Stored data
Start
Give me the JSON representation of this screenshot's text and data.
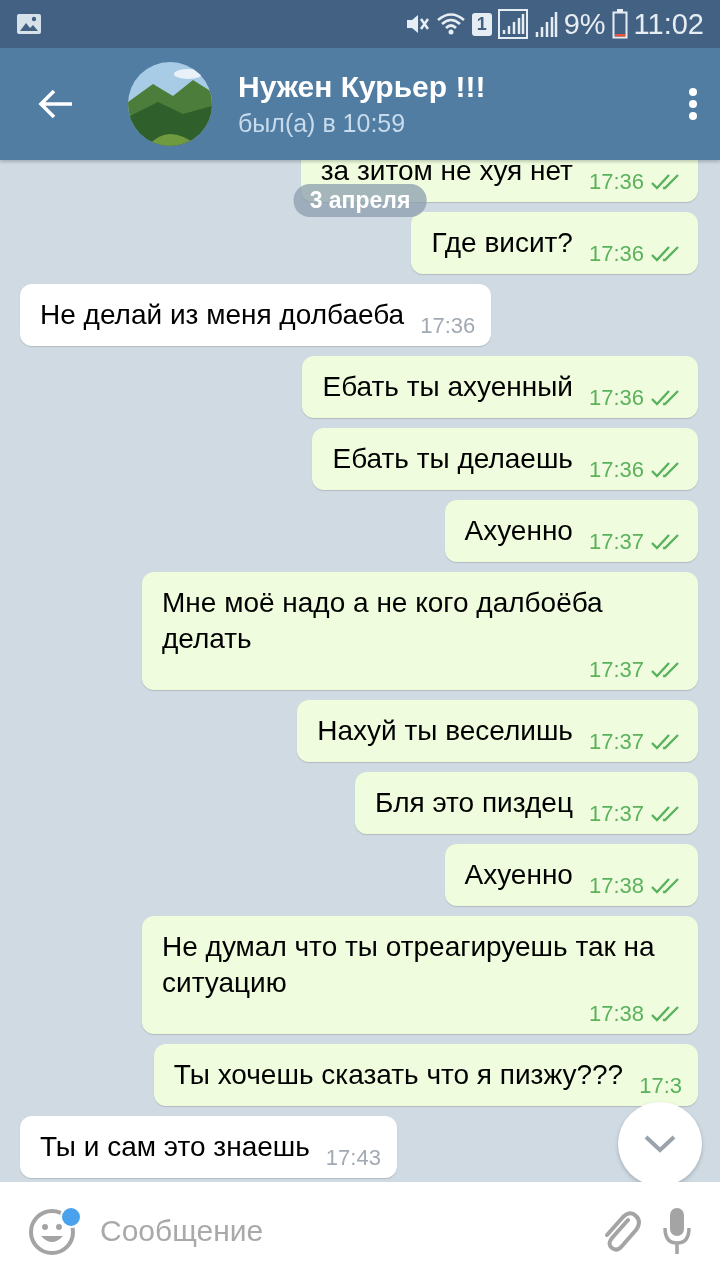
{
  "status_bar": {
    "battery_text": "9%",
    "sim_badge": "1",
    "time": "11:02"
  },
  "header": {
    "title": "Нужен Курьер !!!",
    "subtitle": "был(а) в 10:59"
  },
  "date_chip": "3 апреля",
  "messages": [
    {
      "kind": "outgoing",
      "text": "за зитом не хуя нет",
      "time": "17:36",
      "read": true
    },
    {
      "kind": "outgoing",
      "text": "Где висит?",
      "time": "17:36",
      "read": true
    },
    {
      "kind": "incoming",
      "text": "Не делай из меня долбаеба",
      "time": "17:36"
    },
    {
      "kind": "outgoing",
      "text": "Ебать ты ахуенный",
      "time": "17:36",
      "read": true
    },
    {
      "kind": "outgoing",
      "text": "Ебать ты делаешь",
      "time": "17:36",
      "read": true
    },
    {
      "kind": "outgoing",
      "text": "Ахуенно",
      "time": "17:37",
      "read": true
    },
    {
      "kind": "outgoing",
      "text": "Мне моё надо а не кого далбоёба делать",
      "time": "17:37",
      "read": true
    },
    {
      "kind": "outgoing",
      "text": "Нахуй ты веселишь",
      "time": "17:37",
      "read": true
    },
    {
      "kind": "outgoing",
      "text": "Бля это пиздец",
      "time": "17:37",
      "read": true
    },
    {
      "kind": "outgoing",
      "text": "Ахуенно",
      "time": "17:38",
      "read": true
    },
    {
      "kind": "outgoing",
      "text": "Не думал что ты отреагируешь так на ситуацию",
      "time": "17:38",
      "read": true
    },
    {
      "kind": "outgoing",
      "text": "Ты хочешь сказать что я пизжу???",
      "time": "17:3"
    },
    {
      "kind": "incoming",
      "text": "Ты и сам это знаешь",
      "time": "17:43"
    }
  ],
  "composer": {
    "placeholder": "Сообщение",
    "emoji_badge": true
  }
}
End
AIM =>
Without the pictures, retype the whole of the material above exactly.

WRITTEN RESPONSE =>
Give me the JSON representation of this screenshot's text and data.
{
  "status_bar": {
    "battery_text": "9%",
    "sim_badge": "1",
    "time": "11:02"
  },
  "header": {
    "title": "Нужен Курьер !!!",
    "subtitle": "был(а) в 10:59"
  },
  "date_chip": "3 апреля",
  "messages": [
    {
      "kind": "outgoing",
      "text": "за зитом не хуя нет",
      "time": "17:36",
      "read": true
    },
    {
      "kind": "outgoing",
      "text": "Где висит?",
      "time": "17:36",
      "read": true
    },
    {
      "kind": "incoming",
      "text": "Не делай из меня долбаеба",
      "time": "17:36"
    },
    {
      "kind": "outgoing",
      "text": "Ебать ты ахуенный",
      "time": "17:36",
      "read": true
    },
    {
      "kind": "outgoing",
      "text": "Ебать ты делаешь",
      "time": "17:36",
      "read": true
    },
    {
      "kind": "outgoing",
      "text": "Ахуенно",
      "time": "17:37",
      "read": true
    },
    {
      "kind": "outgoing",
      "text": "Мне моё надо а не кого далбоёба делать",
      "time": "17:37",
      "read": true
    },
    {
      "kind": "outgoing",
      "text": "Нахуй ты веселишь",
      "time": "17:37",
      "read": true
    },
    {
      "kind": "outgoing",
      "text": "Бля это пиздец",
      "time": "17:37",
      "read": true
    },
    {
      "kind": "outgoing",
      "text": "Ахуенно",
      "time": "17:38",
      "read": true
    },
    {
      "kind": "outgoing",
      "text": "Не думал что ты отреагируешь так на ситуацию",
      "time": "17:38",
      "read": true
    },
    {
      "kind": "outgoing",
      "text": "Ты хочешь сказать что я пизжу???",
      "time": "17:3"
    },
    {
      "kind": "incoming",
      "text": "Ты и сам это знаешь",
      "time": "17:43"
    }
  ],
  "composer": {
    "placeholder": "Сообщение",
    "emoji_badge": true
  }
}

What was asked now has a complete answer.